▸ **Your instructions**:
Pull out every line below holding the word "arcmin".

------ Data rows ------

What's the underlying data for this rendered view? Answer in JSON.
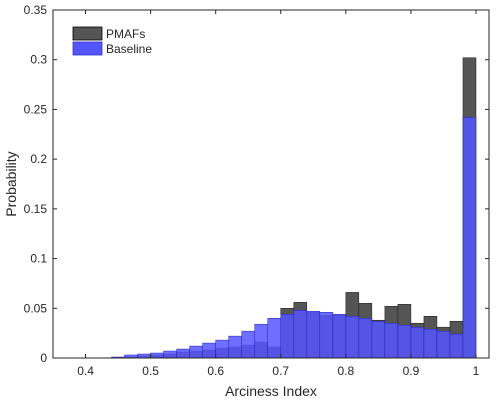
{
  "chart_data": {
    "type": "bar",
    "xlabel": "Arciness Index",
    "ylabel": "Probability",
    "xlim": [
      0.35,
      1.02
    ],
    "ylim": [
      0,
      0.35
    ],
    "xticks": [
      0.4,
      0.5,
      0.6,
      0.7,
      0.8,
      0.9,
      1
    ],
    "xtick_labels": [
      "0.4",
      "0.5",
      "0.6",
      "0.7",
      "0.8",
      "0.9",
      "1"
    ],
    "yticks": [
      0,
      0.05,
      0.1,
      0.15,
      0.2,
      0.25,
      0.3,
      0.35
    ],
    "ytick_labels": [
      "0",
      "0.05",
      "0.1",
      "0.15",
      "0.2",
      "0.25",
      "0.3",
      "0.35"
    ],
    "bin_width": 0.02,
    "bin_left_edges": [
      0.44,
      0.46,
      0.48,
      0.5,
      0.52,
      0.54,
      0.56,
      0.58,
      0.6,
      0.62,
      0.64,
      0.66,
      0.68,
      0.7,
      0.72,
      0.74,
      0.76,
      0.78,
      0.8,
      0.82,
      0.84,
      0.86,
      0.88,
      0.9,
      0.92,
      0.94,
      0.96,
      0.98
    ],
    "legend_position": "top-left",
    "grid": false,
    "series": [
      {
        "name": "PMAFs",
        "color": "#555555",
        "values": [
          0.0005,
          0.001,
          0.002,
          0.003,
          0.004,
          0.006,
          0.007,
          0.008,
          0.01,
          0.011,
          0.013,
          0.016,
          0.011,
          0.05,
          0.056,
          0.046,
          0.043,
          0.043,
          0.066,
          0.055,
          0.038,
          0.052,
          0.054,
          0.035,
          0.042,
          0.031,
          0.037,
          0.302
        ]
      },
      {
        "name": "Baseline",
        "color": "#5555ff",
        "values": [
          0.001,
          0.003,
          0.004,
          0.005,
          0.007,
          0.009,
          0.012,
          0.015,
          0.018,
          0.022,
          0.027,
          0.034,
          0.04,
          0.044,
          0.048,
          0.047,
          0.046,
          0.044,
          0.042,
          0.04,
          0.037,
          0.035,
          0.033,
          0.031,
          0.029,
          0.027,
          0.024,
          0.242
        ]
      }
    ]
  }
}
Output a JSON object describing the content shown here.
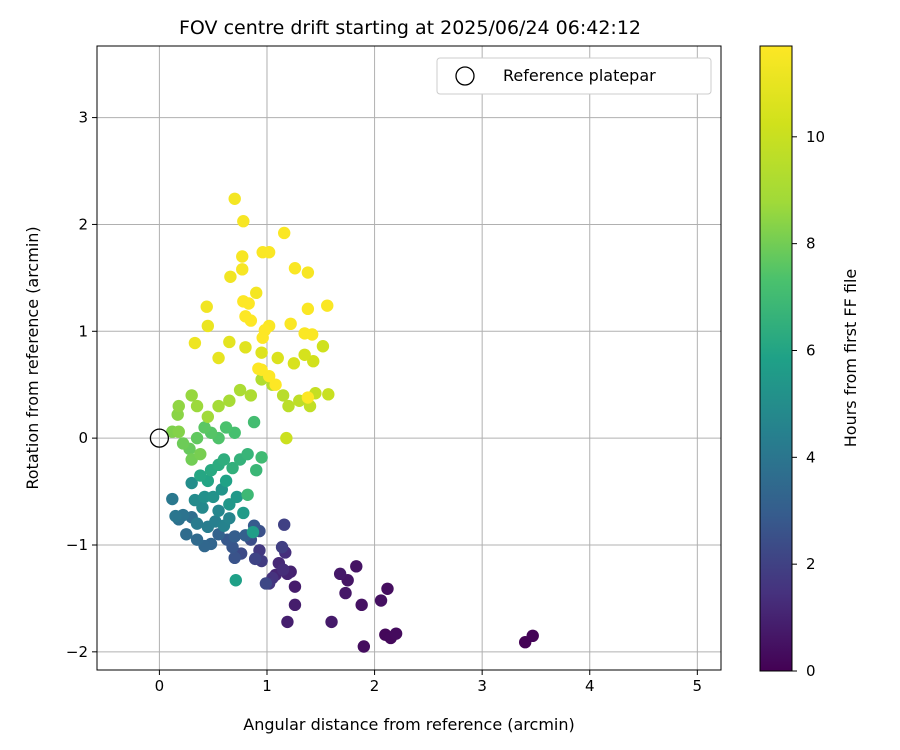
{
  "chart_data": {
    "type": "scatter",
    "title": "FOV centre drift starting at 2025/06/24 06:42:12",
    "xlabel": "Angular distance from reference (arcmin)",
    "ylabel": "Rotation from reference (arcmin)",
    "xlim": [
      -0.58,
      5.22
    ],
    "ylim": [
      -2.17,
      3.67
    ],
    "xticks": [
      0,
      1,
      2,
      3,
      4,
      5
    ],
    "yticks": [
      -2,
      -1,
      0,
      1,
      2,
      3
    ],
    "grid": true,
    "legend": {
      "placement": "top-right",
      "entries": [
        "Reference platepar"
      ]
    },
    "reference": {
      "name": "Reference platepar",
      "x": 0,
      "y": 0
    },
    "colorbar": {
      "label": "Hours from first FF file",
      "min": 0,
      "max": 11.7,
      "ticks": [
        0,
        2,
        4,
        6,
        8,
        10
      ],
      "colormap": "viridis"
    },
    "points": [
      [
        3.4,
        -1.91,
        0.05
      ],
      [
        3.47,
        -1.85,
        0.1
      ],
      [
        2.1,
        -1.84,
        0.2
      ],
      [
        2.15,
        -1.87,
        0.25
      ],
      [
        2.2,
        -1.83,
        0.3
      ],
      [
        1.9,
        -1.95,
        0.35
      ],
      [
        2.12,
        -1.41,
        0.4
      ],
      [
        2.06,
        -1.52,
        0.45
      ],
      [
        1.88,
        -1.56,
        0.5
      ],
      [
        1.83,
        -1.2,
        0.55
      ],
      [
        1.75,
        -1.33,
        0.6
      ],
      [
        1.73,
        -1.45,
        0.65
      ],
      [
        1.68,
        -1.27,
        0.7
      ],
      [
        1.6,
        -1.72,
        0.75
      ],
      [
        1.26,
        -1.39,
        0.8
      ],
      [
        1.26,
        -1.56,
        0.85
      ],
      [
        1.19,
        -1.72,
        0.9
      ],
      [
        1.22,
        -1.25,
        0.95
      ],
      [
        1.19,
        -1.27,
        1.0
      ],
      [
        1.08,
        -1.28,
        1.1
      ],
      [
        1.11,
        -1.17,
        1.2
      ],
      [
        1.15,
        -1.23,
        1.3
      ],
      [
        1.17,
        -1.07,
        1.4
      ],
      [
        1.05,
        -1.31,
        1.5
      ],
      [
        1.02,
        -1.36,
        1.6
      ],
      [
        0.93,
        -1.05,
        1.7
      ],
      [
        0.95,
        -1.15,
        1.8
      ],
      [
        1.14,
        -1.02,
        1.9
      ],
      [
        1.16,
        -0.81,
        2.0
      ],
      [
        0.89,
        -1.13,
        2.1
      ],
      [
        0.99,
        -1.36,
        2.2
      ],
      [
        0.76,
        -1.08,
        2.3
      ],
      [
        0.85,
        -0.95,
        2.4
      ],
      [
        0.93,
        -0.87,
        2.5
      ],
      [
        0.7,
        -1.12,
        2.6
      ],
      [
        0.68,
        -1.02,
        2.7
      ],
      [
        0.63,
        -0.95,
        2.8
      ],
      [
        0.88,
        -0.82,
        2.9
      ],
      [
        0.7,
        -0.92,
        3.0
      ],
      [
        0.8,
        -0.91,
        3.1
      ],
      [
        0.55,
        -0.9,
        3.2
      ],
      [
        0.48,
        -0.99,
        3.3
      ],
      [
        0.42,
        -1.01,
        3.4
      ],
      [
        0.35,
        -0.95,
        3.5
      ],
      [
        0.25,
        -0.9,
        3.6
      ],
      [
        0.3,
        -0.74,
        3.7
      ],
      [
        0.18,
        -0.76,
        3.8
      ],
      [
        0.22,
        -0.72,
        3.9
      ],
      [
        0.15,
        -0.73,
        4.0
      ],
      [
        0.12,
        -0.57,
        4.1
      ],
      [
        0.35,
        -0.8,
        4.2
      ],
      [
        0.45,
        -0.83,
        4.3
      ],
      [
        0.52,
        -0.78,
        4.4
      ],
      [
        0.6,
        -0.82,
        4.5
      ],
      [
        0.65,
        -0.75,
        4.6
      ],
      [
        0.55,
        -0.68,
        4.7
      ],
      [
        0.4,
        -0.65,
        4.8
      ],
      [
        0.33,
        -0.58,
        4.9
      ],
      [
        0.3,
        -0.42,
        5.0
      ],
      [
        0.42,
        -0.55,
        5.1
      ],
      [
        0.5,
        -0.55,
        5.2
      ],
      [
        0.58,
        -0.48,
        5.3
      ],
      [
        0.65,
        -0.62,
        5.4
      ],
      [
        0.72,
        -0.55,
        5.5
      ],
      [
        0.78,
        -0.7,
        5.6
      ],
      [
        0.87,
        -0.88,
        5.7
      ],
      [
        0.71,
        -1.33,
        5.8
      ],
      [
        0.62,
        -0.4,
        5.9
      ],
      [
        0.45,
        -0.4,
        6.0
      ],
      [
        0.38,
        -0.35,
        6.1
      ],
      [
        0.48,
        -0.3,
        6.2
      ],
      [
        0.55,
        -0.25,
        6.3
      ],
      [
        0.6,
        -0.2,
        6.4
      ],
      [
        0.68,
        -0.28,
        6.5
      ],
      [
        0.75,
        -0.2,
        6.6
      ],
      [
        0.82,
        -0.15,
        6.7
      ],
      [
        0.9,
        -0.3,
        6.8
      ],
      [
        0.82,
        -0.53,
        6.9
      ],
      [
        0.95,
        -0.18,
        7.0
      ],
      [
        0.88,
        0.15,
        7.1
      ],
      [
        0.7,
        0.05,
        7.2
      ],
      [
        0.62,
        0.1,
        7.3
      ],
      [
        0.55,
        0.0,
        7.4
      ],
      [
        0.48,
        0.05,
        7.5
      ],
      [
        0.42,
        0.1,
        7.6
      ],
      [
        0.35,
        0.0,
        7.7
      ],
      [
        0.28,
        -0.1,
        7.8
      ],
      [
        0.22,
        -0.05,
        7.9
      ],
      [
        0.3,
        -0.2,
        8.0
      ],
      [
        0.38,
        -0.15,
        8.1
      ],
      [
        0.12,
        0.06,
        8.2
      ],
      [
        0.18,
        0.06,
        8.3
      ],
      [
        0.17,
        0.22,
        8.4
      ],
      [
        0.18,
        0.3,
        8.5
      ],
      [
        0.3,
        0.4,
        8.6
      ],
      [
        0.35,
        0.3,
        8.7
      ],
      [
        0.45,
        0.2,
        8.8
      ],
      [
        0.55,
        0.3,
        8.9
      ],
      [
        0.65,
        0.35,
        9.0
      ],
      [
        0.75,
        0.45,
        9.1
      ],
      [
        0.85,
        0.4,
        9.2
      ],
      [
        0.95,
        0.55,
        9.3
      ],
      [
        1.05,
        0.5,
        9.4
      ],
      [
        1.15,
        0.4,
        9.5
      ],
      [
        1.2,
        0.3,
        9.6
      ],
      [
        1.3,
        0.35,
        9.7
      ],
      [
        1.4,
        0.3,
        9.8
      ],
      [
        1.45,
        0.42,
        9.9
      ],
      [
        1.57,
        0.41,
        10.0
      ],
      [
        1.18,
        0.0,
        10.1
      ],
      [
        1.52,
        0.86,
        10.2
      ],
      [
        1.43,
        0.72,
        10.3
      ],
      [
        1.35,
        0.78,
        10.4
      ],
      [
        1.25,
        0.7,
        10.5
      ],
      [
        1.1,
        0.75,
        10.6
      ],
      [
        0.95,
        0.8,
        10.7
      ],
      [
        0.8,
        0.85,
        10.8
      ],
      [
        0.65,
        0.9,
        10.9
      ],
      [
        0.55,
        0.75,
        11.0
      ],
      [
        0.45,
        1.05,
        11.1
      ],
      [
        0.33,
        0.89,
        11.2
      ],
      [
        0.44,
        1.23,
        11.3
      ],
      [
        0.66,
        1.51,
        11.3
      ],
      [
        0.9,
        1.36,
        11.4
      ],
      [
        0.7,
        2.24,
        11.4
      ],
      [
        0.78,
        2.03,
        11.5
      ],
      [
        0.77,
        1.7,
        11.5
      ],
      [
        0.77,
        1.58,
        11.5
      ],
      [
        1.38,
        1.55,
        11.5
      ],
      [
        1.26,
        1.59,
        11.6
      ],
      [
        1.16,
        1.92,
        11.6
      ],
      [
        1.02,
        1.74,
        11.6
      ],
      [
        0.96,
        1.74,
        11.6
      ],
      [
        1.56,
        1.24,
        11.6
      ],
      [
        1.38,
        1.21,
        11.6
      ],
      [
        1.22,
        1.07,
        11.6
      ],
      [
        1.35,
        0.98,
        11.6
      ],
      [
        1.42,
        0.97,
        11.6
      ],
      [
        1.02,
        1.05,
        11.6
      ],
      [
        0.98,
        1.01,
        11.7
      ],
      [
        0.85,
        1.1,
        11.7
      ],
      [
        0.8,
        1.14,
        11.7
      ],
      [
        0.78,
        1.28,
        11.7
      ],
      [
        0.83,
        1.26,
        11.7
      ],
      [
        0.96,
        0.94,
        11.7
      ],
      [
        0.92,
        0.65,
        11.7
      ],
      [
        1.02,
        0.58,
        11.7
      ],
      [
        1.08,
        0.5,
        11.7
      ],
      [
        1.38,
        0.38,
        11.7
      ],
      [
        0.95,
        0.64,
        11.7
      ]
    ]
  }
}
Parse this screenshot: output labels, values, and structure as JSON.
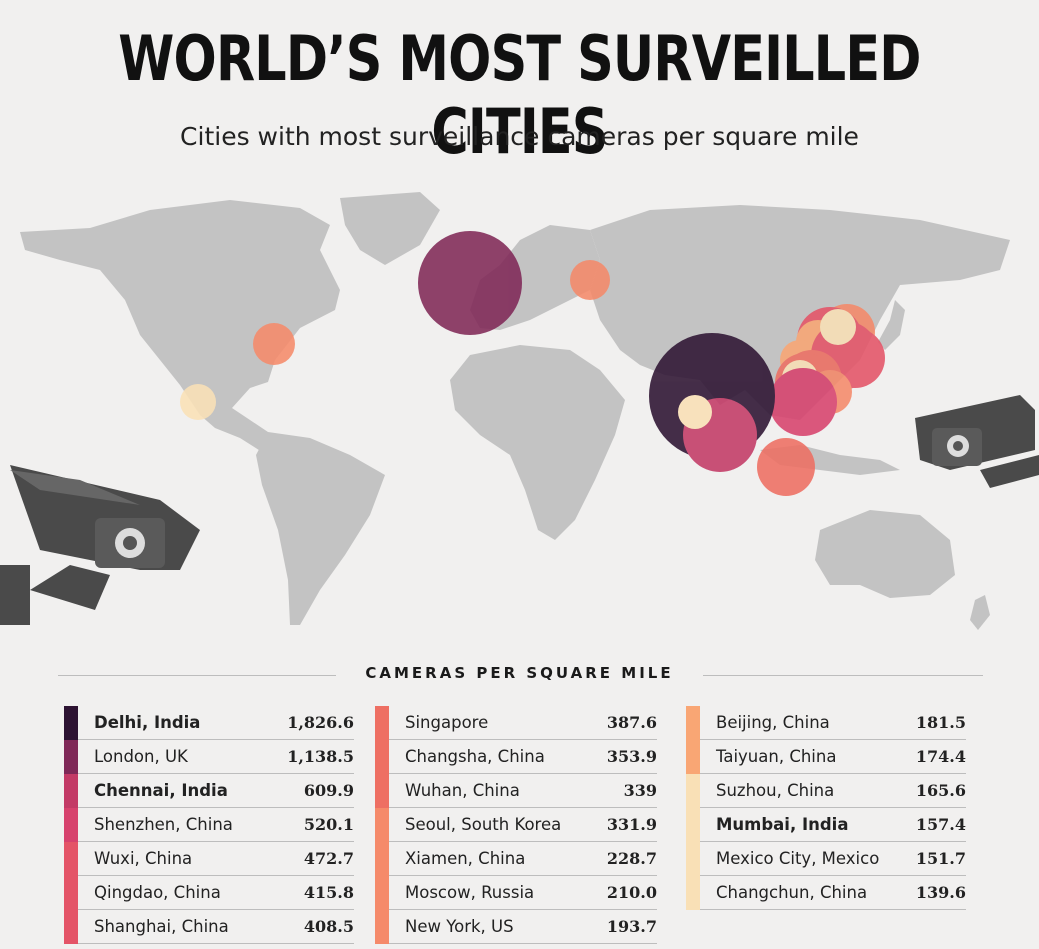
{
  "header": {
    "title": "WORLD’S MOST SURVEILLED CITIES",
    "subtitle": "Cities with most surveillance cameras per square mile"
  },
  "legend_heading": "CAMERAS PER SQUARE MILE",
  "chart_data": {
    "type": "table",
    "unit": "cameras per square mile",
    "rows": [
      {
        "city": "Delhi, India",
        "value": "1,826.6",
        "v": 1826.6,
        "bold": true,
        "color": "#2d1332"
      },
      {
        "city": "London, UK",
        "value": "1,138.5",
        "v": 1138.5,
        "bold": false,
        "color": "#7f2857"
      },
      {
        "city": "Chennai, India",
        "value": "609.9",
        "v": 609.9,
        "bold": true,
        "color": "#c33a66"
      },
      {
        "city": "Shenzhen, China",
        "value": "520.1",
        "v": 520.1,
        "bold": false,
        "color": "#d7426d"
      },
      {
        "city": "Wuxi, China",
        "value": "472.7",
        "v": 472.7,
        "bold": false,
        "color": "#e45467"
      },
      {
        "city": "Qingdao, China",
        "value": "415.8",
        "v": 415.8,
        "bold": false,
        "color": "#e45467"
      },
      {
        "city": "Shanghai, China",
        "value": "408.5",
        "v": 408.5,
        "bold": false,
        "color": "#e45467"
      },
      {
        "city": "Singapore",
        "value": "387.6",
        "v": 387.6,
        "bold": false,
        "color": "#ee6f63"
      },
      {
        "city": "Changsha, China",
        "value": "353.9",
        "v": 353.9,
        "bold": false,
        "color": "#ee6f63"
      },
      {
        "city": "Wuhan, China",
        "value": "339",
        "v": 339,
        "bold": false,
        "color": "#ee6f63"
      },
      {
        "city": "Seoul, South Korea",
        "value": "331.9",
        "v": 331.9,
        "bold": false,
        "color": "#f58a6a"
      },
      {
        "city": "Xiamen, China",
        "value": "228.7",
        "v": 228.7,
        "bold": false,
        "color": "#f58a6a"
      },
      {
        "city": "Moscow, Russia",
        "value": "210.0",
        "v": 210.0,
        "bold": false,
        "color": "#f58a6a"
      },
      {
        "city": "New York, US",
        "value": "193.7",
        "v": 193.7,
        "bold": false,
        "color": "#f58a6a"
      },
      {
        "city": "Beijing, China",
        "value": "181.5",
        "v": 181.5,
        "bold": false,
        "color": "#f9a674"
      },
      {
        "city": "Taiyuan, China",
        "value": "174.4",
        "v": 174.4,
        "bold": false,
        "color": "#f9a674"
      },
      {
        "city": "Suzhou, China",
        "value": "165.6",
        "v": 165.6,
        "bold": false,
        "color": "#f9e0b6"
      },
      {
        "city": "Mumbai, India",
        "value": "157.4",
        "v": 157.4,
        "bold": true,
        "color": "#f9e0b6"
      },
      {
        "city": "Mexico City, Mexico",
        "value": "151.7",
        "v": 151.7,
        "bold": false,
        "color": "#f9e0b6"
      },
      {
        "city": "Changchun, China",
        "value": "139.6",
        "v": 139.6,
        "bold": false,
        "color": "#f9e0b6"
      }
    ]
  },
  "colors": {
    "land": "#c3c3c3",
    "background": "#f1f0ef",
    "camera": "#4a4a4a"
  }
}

------

▸ **Written answer**:
    "xlabel": "Angular distance from reference (arcmin)",
    "ylabel": "Rotation from reference (arcmin)",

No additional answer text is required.